BEGIN Recorded data
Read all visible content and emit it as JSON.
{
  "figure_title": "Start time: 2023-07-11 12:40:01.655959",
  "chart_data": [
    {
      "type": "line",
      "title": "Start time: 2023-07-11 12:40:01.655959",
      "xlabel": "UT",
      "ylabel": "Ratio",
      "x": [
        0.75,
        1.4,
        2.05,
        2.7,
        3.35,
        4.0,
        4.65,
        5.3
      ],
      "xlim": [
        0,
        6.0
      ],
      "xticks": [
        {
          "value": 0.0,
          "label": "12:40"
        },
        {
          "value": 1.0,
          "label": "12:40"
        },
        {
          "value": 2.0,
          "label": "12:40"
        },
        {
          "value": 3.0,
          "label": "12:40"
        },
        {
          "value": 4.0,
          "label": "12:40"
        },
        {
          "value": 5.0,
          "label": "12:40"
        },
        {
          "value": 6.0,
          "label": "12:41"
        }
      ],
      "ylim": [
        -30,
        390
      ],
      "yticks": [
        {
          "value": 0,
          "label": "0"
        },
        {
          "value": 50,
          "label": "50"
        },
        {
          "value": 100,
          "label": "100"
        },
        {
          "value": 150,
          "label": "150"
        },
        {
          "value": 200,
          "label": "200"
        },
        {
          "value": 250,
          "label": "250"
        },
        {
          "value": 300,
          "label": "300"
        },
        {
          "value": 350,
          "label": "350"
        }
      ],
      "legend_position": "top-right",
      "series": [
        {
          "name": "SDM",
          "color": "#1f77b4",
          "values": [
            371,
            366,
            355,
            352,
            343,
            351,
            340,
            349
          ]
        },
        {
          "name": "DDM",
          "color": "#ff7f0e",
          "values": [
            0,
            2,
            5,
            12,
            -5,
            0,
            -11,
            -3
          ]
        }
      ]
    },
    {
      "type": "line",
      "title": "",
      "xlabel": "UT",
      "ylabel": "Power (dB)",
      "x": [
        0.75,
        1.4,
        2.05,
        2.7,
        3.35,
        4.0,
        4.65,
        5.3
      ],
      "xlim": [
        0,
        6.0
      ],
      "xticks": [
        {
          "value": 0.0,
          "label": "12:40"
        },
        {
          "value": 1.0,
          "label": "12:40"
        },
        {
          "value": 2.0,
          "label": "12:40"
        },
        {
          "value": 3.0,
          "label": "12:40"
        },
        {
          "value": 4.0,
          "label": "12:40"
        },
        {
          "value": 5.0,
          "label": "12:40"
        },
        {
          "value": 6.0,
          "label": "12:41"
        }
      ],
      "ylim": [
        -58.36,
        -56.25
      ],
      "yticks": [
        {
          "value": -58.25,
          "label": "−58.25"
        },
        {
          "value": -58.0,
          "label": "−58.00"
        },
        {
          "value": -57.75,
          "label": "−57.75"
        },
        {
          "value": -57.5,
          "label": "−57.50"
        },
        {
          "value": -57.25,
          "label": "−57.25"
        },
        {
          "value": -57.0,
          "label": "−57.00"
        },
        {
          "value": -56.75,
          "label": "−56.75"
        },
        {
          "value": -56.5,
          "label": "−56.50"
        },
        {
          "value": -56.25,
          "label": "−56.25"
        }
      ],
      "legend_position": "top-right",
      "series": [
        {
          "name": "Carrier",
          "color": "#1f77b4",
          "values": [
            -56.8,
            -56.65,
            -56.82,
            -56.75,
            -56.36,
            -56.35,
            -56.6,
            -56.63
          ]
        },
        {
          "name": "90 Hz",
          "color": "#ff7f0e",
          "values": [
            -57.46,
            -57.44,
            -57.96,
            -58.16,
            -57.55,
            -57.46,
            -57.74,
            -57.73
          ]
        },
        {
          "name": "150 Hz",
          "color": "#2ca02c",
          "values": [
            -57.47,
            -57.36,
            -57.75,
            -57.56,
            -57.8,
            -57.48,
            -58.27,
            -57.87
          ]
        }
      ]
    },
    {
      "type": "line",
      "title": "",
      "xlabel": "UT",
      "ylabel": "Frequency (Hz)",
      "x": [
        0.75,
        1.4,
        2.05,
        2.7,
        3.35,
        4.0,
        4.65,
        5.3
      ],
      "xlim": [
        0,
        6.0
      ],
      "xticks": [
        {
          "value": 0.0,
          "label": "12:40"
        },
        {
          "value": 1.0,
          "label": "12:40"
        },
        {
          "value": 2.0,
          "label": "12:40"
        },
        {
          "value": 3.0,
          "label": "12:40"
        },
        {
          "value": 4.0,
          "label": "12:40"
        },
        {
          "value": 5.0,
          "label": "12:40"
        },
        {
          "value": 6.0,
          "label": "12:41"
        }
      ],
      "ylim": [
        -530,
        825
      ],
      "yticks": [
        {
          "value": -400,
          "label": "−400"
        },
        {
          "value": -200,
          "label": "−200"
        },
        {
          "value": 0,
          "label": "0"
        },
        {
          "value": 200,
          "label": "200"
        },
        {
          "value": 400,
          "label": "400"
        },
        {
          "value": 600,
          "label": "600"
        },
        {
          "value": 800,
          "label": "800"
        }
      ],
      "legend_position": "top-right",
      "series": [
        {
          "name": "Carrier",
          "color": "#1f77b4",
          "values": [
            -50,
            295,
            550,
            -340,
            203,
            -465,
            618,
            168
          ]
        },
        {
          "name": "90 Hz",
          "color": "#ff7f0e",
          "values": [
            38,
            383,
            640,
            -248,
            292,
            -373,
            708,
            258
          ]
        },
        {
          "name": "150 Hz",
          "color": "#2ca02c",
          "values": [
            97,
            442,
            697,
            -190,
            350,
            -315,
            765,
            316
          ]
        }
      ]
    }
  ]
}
END Recorded data
▸ **What is being asked**: The whole listing above needs to be written out again exactly.

▸ **Output**:
Read all visible content and emit it as JSON.
{
  "figure_title": "Start time: 2023-07-11 12:40:01.655959",
  "chart_data": [
    {
      "type": "line",
      "title": "Start time: 2023-07-11 12:40:01.655959",
      "xlabel": "UT",
      "ylabel": "Ratio",
      "x": [
        0.75,
        1.4,
        2.05,
        2.7,
        3.35,
        4.0,
        4.65,
        5.3
      ],
      "xlim": [
        0,
        6.0
      ],
      "xticks": [
        {
          "value": 0.0,
          "label": "12:40"
        },
        {
          "value": 1.0,
          "label": "12:40"
        },
        {
          "value": 2.0,
          "label": "12:40"
        },
        {
          "value": 3.0,
          "label": "12:40"
        },
        {
          "value": 4.0,
          "label": "12:40"
        },
        {
          "value": 5.0,
          "label": "12:40"
        },
        {
          "value": 6.0,
          "label": "12:41"
        }
      ],
      "ylim": [
        -30,
        390
      ],
      "yticks": [
        {
          "value": 0,
          "label": "0"
        },
        {
          "value": 50,
          "label": "50"
        },
        {
          "value": 100,
          "label": "100"
        },
        {
          "value": 150,
          "label": "150"
        },
        {
          "value": 200,
          "label": "200"
        },
        {
          "value": 250,
          "label": "250"
        },
        {
          "value": 300,
          "label": "300"
        },
        {
          "value": 350,
          "label": "350"
        }
      ],
      "legend_position": "top-right",
      "series": [
        {
          "name": "SDM",
          "color": "#1f77b4",
          "values": [
            371,
            366,
            355,
            352,
            343,
            351,
            340,
            349
          ]
        },
        {
          "name": "DDM",
          "color": "#ff7f0e",
          "values": [
            0,
            2,
            5,
            12,
            -5,
            0,
            -11,
            -3
          ]
        }
      ]
    },
    {
      "type": "line",
      "title": "",
      "xlabel": "UT",
      "ylabel": "Power (dB)",
      "x": [
        0.75,
        1.4,
        2.05,
        2.7,
        3.35,
        4.0,
        4.65,
        5.3
      ],
      "xlim": [
        0,
        6.0
      ],
      "xticks": [
        {
          "value": 0.0,
          "label": "12:40"
        },
        {
          "value": 1.0,
          "label": "12:40"
        },
        {
          "value": 2.0,
          "label": "12:40"
        },
        {
          "value": 3.0,
          "label": "12:40"
        },
        {
          "value": 4.0,
          "label": "12:40"
        },
        {
          "value": 5.0,
          "label": "12:40"
        },
        {
          "value": 6.0,
          "label": "12:41"
        }
      ],
      "ylim": [
        -58.36,
        -56.25
      ],
      "yticks": [
        {
          "value": -58.25,
          "label": "−58.25"
        },
        {
          "value": -58.0,
          "label": "−58.00"
        },
        {
          "value": -57.75,
          "label": "−57.75"
        },
        {
          "value": -57.5,
          "label": "−57.50"
        },
        {
          "value": -57.25,
          "label": "−57.25"
        },
        {
          "value": -57.0,
          "label": "−57.00"
        },
        {
          "value": -56.75,
          "label": "−56.75"
        },
        {
          "value": -56.5,
          "label": "−56.50"
        },
        {
          "value": -56.25,
          "label": "−56.25"
        }
      ],
      "legend_position": "top-right",
      "series": [
        {
          "name": "Carrier",
          "color": "#1f77b4",
          "values": [
            -56.8,
            -56.65,
            -56.82,
            -56.75,
            -56.36,
            -56.35,
            -56.6,
            -56.63
          ]
        },
        {
          "name": "90 Hz",
          "color": "#ff7f0e",
          "values": [
            -57.46,
            -57.44,
            -57.96,
            -58.16,
            -57.55,
            -57.46,
            -57.74,
            -57.73
          ]
        },
        {
          "name": "150 Hz",
          "color": "#2ca02c",
          "values": [
            -57.47,
            -57.36,
            -57.75,
            -57.56,
            -57.8,
            -57.48,
            -58.27,
            -57.87
          ]
        }
      ]
    },
    {
      "type": "line",
      "title": "",
      "xlabel": "UT",
      "ylabel": "Frequency (Hz)",
      "x": [
        0.75,
        1.4,
        2.05,
        2.7,
        3.35,
        4.0,
        4.65,
        5.3
      ],
      "xlim": [
        0,
        6.0
      ],
      "xticks": [
        {
          "value": 0.0,
          "label": "12:40"
        },
        {
          "value": 1.0,
          "label": "12:40"
        },
        {
          "value": 2.0,
          "label": "12:40"
        },
        {
          "value": 3.0,
          "label": "12:40"
        },
        {
          "value": 4.0,
          "label": "12:40"
        },
        {
          "value": 5.0,
          "label": "12:40"
        },
        {
          "value": 6.0,
          "label": "12:41"
        }
      ],
      "ylim": [
        -530,
        825
      ],
      "yticks": [
        {
          "value": -400,
          "label": "−400"
        },
        {
          "value": -200,
          "label": "−200"
        },
        {
          "value": 0,
          "label": "0"
        },
        {
          "value": 200,
          "label": "200"
        },
        {
          "value": 400,
          "label": "400"
        },
        {
          "value": 600,
          "label": "600"
        },
        {
          "value": 800,
          "label": "800"
        }
      ],
      "legend_position": "top-right",
      "series": [
        {
          "name": "Carrier",
          "color": "#1f77b4",
          "values": [
            -50,
            295,
            550,
            -340,
            203,
            -465,
            618,
            168
          ]
        },
        {
          "name": "90 Hz",
          "color": "#ff7f0e",
          "values": [
            38,
            383,
            640,
            -248,
            292,
            -373,
            708,
            258
          ]
        },
        {
          "name": "150 Hz",
          "color": "#2ca02c",
          "values": [
            97,
            442,
            697,
            -190,
            350,
            -315,
            765,
            316
          ]
        }
      ]
    }
  ]
}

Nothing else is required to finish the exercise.